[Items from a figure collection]
* * * *

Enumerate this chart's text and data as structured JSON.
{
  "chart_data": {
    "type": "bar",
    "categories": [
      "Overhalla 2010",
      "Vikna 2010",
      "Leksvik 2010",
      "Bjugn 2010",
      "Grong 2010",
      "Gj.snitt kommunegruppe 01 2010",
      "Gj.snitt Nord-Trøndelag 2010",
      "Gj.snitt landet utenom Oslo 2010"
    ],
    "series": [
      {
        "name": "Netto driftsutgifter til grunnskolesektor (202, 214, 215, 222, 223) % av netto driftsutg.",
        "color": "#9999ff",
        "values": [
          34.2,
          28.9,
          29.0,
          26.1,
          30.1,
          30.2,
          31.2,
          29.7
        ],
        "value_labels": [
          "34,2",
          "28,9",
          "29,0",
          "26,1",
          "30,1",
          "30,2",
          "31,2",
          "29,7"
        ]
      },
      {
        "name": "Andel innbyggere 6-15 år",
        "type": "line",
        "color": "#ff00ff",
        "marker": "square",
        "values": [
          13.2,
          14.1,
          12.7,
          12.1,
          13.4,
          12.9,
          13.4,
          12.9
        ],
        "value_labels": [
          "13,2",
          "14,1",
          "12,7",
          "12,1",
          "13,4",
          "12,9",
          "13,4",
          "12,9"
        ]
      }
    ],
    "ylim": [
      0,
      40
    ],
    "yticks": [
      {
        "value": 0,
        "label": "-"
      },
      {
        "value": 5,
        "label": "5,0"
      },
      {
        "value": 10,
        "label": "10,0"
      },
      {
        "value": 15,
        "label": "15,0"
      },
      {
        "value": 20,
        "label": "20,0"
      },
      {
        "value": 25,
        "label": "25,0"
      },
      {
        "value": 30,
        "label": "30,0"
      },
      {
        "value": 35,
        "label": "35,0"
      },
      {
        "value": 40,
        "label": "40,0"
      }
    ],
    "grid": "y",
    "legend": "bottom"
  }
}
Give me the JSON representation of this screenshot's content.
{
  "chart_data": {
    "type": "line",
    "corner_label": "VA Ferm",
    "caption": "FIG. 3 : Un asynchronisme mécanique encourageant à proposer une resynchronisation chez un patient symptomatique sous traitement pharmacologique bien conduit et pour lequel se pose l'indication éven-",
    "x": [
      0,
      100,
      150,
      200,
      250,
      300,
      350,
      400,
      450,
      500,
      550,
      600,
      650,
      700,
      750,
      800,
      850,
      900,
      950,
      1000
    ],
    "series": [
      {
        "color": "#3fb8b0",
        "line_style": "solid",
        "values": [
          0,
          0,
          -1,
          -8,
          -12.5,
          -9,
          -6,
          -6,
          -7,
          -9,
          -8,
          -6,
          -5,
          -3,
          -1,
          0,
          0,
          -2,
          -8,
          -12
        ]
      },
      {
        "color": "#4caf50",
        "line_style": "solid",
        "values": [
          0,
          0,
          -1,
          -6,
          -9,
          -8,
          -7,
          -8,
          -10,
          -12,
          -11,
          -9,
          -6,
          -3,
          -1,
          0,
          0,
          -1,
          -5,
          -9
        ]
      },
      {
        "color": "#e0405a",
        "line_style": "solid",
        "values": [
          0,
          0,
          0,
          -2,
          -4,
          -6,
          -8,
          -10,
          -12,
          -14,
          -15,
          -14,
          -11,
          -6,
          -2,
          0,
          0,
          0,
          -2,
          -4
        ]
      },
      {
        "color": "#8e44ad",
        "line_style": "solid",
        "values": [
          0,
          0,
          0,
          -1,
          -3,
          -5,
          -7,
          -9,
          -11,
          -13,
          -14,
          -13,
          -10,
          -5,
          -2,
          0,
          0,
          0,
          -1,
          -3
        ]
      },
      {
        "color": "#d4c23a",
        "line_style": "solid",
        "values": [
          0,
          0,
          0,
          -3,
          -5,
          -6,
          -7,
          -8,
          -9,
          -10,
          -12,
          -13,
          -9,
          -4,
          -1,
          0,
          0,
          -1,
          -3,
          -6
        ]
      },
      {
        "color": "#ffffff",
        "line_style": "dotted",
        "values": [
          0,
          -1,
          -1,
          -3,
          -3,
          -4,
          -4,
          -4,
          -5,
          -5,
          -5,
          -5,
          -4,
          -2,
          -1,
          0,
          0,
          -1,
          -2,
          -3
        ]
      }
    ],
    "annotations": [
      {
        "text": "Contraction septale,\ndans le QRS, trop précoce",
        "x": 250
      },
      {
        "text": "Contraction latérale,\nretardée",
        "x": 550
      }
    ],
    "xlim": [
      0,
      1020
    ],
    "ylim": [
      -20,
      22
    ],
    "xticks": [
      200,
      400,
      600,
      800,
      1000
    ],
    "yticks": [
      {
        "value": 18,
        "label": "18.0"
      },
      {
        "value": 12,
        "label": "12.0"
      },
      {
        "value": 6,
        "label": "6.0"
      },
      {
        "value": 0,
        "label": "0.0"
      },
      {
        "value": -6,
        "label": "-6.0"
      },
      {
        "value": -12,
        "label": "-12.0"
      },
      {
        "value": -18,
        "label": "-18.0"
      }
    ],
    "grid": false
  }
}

* * * *

Goal:
Output the complete data exactly as written.

Task answer:
Enumerate this chart's text and data as structured JSON.
{
  "chart_data": {
    "type": "bar",
    "categories": [
      "Overhalla 2010",
      "Vikna 2010",
      "Leksvik 2010",
      "Bjugn 2010",
      "Grong 2010",
      "Gj.snitt kommunegruppe 01 2010",
      "Gj.snitt Nord-Trøndelag 2010",
      "Gj.snitt landet utenom Oslo 2010"
    ],
    "series": [
      {
        "name": "Netto driftsutgifter til grunnskolesektor (202, 214, 215, 222, 223) % av netto driftsutg.",
        "color": "#9999ff",
        "values": [
          34.2,
          28.9,
          29.0,
          26.1,
          30.1,
          30.2,
          31.2,
          29.7
        ],
        "value_labels": [
          "34,2",
          "28,9",
          "29,0",
          "26,1",
          "30,1",
          "30,2",
          "31,2",
          "29,7"
        ]
      },
      {
        "name": "Andel innbyggere 6-15 år",
        "type": "line",
        "color": "#ff00ff",
        "marker": "square",
        "values": [
          13.2,
          14.1,
          12.7,
          12.1,
          13.4,
          12.9,
          13.4,
          12.9
        ],
        "value_labels": [
          "13,2",
          "14,1",
          "12,7",
          "12,1",
          "13,4",
          "12,9",
          "13,4",
          "12,9"
        ]
      }
    ],
    "ylim": [
      0,
      40
    ],
    "yticks": [
      {
        "value": 0,
        "label": "-"
      },
      {
        "value": 5,
        "label": "5,0"
      },
      {
        "value": 10,
        "label": "10,0"
      },
      {
        "value": 15,
        "label": "15,0"
      },
      {
        "value": 20,
        "label": "20,0"
      },
      {
        "value": 25,
        "label": "25,0"
      },
      {
        "value": 30,
        "label": "30,0"
      },
      {
        "value": 35,
        "label": "35,0"
      },
      {
        "value": 40,
        "label": "40,0"
      }
    ],
    "grid": "y",
    "legend": "bottom"
  }
}
Give me the JSON representation of this screenshot's content.
{
  "chart_data": {
    "type": "line",
    "corner_label": "VA Ferm",
    "caption": "FIG. 3 : Un asynchronisme mécanique encourageant à proposer une resynchronisation chez un patient symptomatique sous traitement pharmacologique bien conduit et pour lequel se pose l'indication éven-",
    "x": [
      0,
      100,
      150,
      200,
      250,
      300,
      350,
      400,
      450,
      500,
      550,
      600,
      650,
      700,
      750,
      800,
      850,
      900,
      950,
      1000
    ],
    "series": [
      {
        "color": "#3fb8b0",
        "line_style": "solid",
        "values": [
          0,
          0,
          -1,
          -8,
          -12.5,
          -9,
          -6,
          -6,
          -7,
          -9,
          -8,
          -6,
          -5,
          -3,
          -1,
          0,
          0,
          -2,
          -8,
          -12
        ]
      },
      {
        "color": "#4caf50",
        "line_style": "solid",
        "values": [
          0,
          0,
          -1,
          -6,
          -9,
          -8,
          -7,
          -8,
          -10,
          -12,
          -11,
          -9,
          -6,
          -3,
          -1,
          0,
          0,
          -1,
          -5,
          -9
        ]
      },
      {
        "color": "#e0405a",
        "line_style": "solid",
        "values": [
          0,
          0,
          0,
          -2,
          -4,
          -6,
          -8,
          -10,
          -12,
          -14,
          -15,
          -14,
          -11,
          -6,
          -2,
          0,
          0,
          0,
          -2,
          -4
        ]
      },
      {
        "color": "#8e44ad",
        "line_style": "solid",
        "values": [
          0,
          0,
          0,
          -1,
          -3,
          -5,
          -7,
          -9,
          -11,
          -13,
          -14,
          -13,
          -10,
          -5,
          -2,
          0,
          0,
          0,
          -1,
          -3
        ]
      },
      {
        "color": "#d4c23a",
        "line_style": "solid",
        "values": [
          0,
          0,
          0,
          -3,
          -5,
          -6,
          -7,
          -8,
          -9,
          -10,
          -12,
          -13,
          -9,
          -4,
          -1,
          0,
          0,
          -1,
          -3,
          -6
        ]
      },
      {
        "color": "#ffffff",
        "line_style": "dotted",
        "values": [
          0,
          -1,
          -1,
          -3,
          -3,
          -4,
          -4,
          -4,
          -5,
          -5,
          -5,
          -5,
          -4,
          -2,
          -1,
          0,
          0,
          -1,
          -2,
          -3
        ]
      }
    ],
    "annotations": [
      {
        "text": "Contraction septale,\ndans le QRS, trop précoce",
        "x": 250
      },
      {
        "text": "Contraction latérale,\nretardée",
        "x": 550
      }
    ],
    "xlim": [
      0,
      1020
    ],
    "ylim": [
      -20,
      22
    ],
    "xticks": [
      200,
      400,
      600,
      800,
      1000
    ],
    "yticks": [
      {
        "value": 18,
        "label": "18.0"
      },
      {
        "value": 12,
        "label": "12.0"
      },
      {
        "value": 6,
        "label": "6.0"
      },
      {
        "value": 0,
        "label": "0.0"
      },
      {
        "value": -6,
        "label": "-6.0"
      },
      {
        "value": -12,
        "label": "-12.0"
      },
      {
        "value": -18,
        "label": "-18.0"
      }
    ],
    "grid": false
  }
}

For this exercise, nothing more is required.